* [Short problem]
Find each line in the following listing that has the string "data", then state the count and nothing else.

────────────────────

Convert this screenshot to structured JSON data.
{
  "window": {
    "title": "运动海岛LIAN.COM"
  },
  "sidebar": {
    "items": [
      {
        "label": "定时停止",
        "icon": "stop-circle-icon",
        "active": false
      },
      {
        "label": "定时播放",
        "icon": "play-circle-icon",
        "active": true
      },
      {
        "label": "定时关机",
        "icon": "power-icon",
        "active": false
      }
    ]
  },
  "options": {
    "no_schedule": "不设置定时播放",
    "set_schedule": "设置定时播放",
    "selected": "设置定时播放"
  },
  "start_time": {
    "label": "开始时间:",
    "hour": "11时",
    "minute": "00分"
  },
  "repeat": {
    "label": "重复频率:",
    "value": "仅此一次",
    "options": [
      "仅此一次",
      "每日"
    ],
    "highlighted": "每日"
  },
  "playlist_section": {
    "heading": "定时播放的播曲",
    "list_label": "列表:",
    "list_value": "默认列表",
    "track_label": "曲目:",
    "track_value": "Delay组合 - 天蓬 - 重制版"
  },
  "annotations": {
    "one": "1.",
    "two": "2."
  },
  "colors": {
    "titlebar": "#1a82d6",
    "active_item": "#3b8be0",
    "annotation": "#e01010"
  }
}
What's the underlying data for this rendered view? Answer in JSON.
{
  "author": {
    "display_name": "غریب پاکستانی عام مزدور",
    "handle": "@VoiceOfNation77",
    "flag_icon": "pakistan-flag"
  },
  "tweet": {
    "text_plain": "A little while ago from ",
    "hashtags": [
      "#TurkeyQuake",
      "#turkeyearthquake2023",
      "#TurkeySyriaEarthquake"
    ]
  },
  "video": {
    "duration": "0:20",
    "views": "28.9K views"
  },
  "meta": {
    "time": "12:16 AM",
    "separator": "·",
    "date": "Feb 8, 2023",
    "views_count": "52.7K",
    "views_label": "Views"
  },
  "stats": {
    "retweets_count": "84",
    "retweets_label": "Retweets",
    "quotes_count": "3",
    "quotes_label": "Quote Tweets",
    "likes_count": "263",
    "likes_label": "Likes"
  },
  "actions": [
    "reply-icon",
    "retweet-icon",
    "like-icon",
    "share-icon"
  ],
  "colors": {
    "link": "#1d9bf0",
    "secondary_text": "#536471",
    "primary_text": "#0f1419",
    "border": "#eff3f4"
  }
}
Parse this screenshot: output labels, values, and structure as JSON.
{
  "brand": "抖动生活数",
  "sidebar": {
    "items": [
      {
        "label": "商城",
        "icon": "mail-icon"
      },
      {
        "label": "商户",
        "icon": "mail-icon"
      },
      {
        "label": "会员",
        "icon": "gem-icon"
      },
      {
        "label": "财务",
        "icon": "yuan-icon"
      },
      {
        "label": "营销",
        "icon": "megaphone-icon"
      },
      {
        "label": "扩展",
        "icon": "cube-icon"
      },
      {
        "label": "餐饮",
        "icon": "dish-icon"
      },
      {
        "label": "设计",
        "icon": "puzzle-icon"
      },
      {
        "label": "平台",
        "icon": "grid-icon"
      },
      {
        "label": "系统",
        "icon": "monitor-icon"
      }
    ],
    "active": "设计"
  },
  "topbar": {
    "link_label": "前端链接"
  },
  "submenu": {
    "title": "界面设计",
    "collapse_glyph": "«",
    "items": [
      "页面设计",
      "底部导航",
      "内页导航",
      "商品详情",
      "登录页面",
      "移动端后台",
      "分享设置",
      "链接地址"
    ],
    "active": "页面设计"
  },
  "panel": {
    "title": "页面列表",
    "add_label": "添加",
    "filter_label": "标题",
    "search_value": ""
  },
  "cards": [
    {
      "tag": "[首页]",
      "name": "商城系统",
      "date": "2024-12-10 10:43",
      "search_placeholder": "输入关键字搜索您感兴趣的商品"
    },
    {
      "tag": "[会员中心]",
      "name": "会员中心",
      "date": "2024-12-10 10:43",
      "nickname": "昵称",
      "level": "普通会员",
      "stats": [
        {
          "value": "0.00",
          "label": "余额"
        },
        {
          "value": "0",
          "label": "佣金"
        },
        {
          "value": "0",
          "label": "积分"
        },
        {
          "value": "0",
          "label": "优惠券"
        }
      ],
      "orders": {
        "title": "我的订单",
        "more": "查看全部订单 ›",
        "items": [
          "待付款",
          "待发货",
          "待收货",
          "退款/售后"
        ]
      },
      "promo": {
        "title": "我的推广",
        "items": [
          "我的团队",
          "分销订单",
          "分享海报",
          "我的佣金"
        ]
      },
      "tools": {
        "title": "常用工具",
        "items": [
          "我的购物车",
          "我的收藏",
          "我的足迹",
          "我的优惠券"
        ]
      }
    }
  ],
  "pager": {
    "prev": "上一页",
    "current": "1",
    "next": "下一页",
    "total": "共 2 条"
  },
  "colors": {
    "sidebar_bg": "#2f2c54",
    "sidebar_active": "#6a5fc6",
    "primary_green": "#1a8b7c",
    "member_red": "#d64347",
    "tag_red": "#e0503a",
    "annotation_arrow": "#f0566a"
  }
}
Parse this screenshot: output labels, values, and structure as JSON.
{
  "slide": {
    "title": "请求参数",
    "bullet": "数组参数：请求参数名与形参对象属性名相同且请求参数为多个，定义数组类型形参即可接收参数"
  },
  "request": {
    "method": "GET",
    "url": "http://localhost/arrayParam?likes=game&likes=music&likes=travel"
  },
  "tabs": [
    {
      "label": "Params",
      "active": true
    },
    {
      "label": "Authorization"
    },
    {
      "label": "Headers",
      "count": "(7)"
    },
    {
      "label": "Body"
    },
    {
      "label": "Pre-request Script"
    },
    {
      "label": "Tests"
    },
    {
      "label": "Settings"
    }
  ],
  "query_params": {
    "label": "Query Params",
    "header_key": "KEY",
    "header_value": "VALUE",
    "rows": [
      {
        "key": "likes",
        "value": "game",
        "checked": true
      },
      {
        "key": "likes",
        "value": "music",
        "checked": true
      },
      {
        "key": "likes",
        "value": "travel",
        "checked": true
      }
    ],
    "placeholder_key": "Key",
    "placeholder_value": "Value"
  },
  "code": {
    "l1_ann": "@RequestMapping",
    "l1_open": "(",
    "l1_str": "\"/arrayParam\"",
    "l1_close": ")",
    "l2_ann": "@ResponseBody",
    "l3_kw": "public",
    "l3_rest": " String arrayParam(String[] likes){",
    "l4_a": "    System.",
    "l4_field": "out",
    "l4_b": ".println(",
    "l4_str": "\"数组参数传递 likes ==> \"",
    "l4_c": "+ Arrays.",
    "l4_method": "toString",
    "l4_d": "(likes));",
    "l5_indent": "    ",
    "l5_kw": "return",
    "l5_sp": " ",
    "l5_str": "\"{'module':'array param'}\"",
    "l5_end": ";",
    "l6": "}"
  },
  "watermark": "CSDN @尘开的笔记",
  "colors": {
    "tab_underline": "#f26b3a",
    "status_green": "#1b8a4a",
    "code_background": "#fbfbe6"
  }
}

────────────────────

* [Response for this exercise]
2